**** Data rows ****
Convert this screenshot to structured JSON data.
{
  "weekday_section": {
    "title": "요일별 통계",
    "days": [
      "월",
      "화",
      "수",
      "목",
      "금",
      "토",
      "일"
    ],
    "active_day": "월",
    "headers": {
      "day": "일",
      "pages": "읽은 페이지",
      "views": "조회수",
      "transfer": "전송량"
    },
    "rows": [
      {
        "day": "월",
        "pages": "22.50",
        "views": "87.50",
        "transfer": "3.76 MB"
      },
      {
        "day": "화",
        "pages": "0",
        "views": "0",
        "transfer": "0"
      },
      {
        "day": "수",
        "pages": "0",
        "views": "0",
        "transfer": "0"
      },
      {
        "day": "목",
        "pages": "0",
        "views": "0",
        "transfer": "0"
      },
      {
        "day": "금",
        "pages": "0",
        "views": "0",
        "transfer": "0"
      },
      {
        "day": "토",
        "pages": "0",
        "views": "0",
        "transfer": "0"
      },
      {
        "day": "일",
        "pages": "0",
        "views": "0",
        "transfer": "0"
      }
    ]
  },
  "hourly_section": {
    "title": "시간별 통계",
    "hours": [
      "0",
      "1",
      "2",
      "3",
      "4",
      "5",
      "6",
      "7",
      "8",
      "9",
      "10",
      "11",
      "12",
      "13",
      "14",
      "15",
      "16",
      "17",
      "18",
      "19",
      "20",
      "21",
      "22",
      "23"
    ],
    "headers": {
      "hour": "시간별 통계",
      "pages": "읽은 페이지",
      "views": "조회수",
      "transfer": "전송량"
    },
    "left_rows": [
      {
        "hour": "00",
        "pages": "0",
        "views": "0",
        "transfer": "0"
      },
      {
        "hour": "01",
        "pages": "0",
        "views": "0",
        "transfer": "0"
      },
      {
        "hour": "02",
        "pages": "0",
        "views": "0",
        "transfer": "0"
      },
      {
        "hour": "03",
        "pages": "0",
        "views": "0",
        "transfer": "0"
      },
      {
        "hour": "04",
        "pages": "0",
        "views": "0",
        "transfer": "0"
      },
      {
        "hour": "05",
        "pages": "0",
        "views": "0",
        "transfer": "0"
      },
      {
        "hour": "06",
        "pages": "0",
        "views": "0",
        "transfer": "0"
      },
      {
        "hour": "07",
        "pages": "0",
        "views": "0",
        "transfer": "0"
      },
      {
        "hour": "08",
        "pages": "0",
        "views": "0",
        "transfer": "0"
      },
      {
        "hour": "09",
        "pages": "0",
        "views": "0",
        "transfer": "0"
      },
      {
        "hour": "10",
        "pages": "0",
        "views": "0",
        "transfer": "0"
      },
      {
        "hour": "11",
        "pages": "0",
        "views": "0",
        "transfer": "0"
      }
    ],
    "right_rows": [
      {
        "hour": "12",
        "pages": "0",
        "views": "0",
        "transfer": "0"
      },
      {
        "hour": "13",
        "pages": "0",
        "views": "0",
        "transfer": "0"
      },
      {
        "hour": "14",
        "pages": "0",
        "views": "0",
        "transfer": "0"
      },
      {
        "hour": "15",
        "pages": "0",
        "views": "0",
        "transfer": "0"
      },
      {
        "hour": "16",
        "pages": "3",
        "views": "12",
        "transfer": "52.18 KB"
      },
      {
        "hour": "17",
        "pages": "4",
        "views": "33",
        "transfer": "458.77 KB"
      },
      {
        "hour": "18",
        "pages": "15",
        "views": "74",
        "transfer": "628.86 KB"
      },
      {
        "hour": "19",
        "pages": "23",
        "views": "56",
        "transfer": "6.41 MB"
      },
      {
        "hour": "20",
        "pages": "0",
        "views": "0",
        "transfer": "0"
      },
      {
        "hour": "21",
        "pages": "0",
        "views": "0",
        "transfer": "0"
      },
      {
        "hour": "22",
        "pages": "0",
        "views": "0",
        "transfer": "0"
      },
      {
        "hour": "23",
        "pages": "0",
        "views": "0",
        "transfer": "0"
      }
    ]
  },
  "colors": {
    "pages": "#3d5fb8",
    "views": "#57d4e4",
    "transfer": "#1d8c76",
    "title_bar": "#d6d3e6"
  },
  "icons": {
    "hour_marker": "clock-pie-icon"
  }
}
****
→ Instructions to follow
Make an exact copy of every entry.

→ Solution to this task
Convert this screenshot to structured JSON data.
{
  "weekday_section": {
    "title": "요일별 통계",
    "days": [
      "월",
      "화",
      "수",
      "목",
      "금",
      "토",
      "일"
    ],
    "active_day": "월",
    "headers": {
      "day": "일",
      "pages": "읽은 페이지",
      "views": "조회수",
      "transfer": "전송량"
    },
    "rows": [
      {
        "day": "월",
        "pages": "22.50",
        "views": "87.50",
        "transfer": "3.76 MB"
      },
      {
        "day": "화",
        "pages": "0",
        "views": "0",
        "transfer": "0"
      },
      {
        "day": "수",
        "pages": "0",
        "views": "0",
        "transfer": "0"
      },
      {
        "day": "목",
        "pages": "0",
        "views": "0",
        "transfer": "0"
      },
      {
        "day": "금",
        "pages": "0",
        "views": "0",
        "transfer": "0"
      },
      {
        "day": "토",
        "pages": "0",
        "views": "0",
        "transfer": "0"
      },
      {
        "day": "일",
        "pages": "0",
        "views": "0",
        "transfer": "0"
      }
    ]
  },
  "hourly_section": {
    "title": "시간별 통계",
    "hours": [
      "0",
      "1",
      "2",
      "3",
      "4",
      "5",
      "6",
      "7",
      "8",
      "9",
      "10",
      "11",
      "12",
      "13",
      "14",
      "15",
      "16",
      "17",
      "18",
      "19",
      "20",
      "21",
      "22",
      "23"
    ],
    "headers": {
      "hour": "시간별 통계",
      "pages": "읽은 페이지",
      "views": "조회수",
      "transfer": "전송량"
    },
    "left_rows": [
      {
        "hour": "00",
        "pages": "0",
        "views": "0",
        "transfer": "0"
      },
      {
        "hour": "01",
        "pages": "0",
        "views": "0",
        "transfer": "0"
      },
      {
        "hour": "02",
        "pages": "0",
        "views": "0",
        "transfer": "0"
      },
      {
        "hour": "03",
        "pages": "0",
        "views": "0",
        "transfer": "0"
      },
      {
        "hour": "04",
        "pages": "0",
        "views": "0",
        "transfer": "0"
      },
      {
        "hour": "05",
        "pages": "0",
        "views": "0",
        "transfer": "0"
      },
      {
        "hour": "06",
        "pages": "0",
        "views": "0",
        "transfer": "0"
      },
      {
        "hour": "07",
        "pages": "0",
        "views": "0",
        "transfer": "0"
      },
      {
        "hour": "08",
        "pages": "0",
        "views": "0",
        "transfer": "0"
      },
      {
        "hour": "09",
        "pages": "0",
        "views": "0",
        "transfer": "0"
      },
      {
        "hour": "10",
        "pages": "0",
        "views": "0",
        "transfer": "0"
      },
      {
        "hour": "11",
        "pages": "0",
        "views": "0",
        "transfer": "0"
      }
    ],
    "right_rows": [
      {
        "hour": "12",
        "pages": "0",
        "views": "0",
        "transfer": "0"
      },
      {
        "hour": "13",
        "pages": "0",
        "views": "0",
        "transfer": "0"
      },
      {
        "hour": "14",
        "pages": "0",
        "views": "0",
        "transfer": "0"
      },
      {
        "hour": "15",
        "pages": "0",
        "views": "0",
        "transfer": "0"
      },
      {
        "hour": "16",
        "pages": "3",
        "views": "12",
        "transfer": "52.18 KB"
      },
      {
        "hour": "17",
        "pages": "4",
        "views": "33",
        "transfer": "458.77 KB"
      },
      {
        "hour": "18",
        "pages": "15",
        "views": "74",
        "transfer": "628.86 KB"
      },
      {
        "hour": "19",
        "pages": "23",
        "views": "56",
        "transfer": "6.41 MB"
      },
      {
        "hour": "20",
        "pages": "0",
        "views": "0",
        "transfer": "0"
      },
      {
        "hour": "21",
        "pages": "0",
        "views": "0",
        "transfer": "0"
      },
      {
        "hour": "22",
        "pages": "0",
        "views": "0",
        "transfer": "0"
      },
      {
        "hour": "23",
        "pages": "0",
        "views": "0",
        "transfer": "0"
      }
    ]
  },
  "colors": {
    "pages": "#3d5fb8",
    "views": "#57d4e4",
    "transfer": "#1d8c76",
    "title_bar": "#d6d3e6"
  },
  "icons": {
    "hour_marker": "clock-pie-icon"
  }
}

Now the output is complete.